→ **DIRECTIVE**: Copy the records below exactly as they are written.

→ **DATA PROVIDED**:
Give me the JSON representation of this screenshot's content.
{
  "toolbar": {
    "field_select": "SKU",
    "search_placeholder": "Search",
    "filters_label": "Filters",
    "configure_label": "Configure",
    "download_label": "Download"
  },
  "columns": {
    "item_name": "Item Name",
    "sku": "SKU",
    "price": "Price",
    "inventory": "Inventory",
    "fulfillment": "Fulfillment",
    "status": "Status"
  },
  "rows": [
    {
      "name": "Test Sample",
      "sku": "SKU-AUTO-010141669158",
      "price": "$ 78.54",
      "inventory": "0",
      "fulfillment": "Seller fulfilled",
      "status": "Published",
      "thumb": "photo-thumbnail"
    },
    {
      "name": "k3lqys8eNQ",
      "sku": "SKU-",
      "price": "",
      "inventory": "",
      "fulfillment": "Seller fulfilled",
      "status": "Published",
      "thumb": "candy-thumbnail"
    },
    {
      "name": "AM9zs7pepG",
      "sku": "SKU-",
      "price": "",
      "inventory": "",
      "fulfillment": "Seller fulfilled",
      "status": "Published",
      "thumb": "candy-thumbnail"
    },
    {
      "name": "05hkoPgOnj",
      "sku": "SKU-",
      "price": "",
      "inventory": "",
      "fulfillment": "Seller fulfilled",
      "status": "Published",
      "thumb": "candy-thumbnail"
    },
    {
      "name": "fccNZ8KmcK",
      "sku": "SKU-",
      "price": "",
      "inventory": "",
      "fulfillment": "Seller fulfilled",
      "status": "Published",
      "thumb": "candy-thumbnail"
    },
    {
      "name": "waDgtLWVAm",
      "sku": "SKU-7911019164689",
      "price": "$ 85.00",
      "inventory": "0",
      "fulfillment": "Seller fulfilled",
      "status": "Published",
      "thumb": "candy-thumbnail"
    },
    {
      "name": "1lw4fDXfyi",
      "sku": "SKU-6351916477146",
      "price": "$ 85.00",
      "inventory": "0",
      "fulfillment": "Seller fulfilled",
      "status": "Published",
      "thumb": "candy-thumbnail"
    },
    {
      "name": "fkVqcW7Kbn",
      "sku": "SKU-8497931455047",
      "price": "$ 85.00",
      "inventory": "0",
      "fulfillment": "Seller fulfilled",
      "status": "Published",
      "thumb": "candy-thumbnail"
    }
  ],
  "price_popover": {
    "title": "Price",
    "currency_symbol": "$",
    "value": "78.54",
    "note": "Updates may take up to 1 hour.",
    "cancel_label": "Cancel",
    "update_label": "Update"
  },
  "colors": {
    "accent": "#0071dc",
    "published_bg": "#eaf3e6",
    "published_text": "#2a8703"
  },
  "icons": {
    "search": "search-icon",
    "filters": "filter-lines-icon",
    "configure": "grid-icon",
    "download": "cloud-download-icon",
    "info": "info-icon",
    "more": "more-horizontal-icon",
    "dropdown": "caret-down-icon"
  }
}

→ **CORRECT ANSWER**:
Give me the JSON representation of this screenshot's content.
{
  "toolbar": {
    "field_select": "SKU",
    "search_placeholder": "Search",
    "filters_label": "Filters",
    "configure_label": "Configure",
    "download_label": "Download"
  },
  "columns": {
    "item_name": "Item Name",
    "sku": "SKU",
    "price": "Price",
    "inventory": "Inventory",
    "fulfillment": "Fulfillment",
    "status": "Status"
  },
  "rows": [
    {
      "name": "Test Sample",
      "sku": "SKU-AUTO-010141669158",
      "price": "$ 78.54",
      "inventory": "0",
      "fulfillment": "Seller fulfilled",
      "status": "Published",
      "thumb": "photo-thumbnail"
    },
    {
      "name": "k3lqys8eNQ",
      "sku": "SKU-",
      "price": "",
      "inventory": "",
      "fulfillment": "Seller fulfilled",
      "status": "Published",
      "thumb": "candy-thumbnail"
    },
    {
      "name": "AM9zs7pepG",
      "sku": "SKU-",
      "price": "",
      "inventory": "",
      "fulfillment": "Seller fulfilled",
      "status": "Published",
      "thumb": "candy-thumbnail"
    },
    {
      "name": "05hkoPgOnj",
      "sku": "SKU-",
      "price": "",
      "inventory": "",
      "fulfillment": "Seller fulfilled",
      "status": "Published",
      "thumb": "candy-thumbnail"
    },
    {
      "name": "fccNZ8KmcK",
      "sku": "SKU-",
      "price": "",
      "inventory": "",
      "fulfillment": "Seller fulfilled",
      "status": "Published",
      "thumb": "candy-thumbnail"
    },
    {
      "name": "waDgtLWVAm",
      "sku": "SKU-7911019164689",
      "price": "$ 85.00",
      "inventory": "0",
      "fulfillment": "Seller fulfilled",
      "status": "Published",
      "thumb": "candy-thumbnail"
    },
    {
      "name": "1lw4fDXfyi",
      "sku": "SKU-6351916477146",
      "price": "$ 85.00",
      "inventory": "0",
      "fulfillment": "Seller fulfilled",
      "status": "Published",
      "thumb": "candy-thumbnail"
    },
    {
      "name": "fkVqcW7Kbn",
      "sku": "SKU-8497931455047",
      "price": "$ 85.00",
      "inventory": "0",
      "fulfillment": "Seller fulfilled",
      "status": "Published",
      "thumb": "candy-thumbnail"
    }
  ],
  "price_popover": {
    "title": "Price",
    "currency_symbol": "$",
    "value": "78.54",
    "note": "Updates may take up to 1 hour.",
    "cancel_label": "Cancel",
    "update_label": "Update"
  },
  "colors": {
    "accent": "#0071dc",
    "published_bg": "#eaf3e6",
    "published_text": "#2a8703"
  },
  "icons": {
    "search": "search-icon",
    "filters": "filter-lines-icon",
    "configure": "grid-icon",
    "download": "cloud-download-icon",
    "info": "info-icon",
    "more": "more-horizontal-icon",
    "dropdown": "caret-down-icon"
  }
}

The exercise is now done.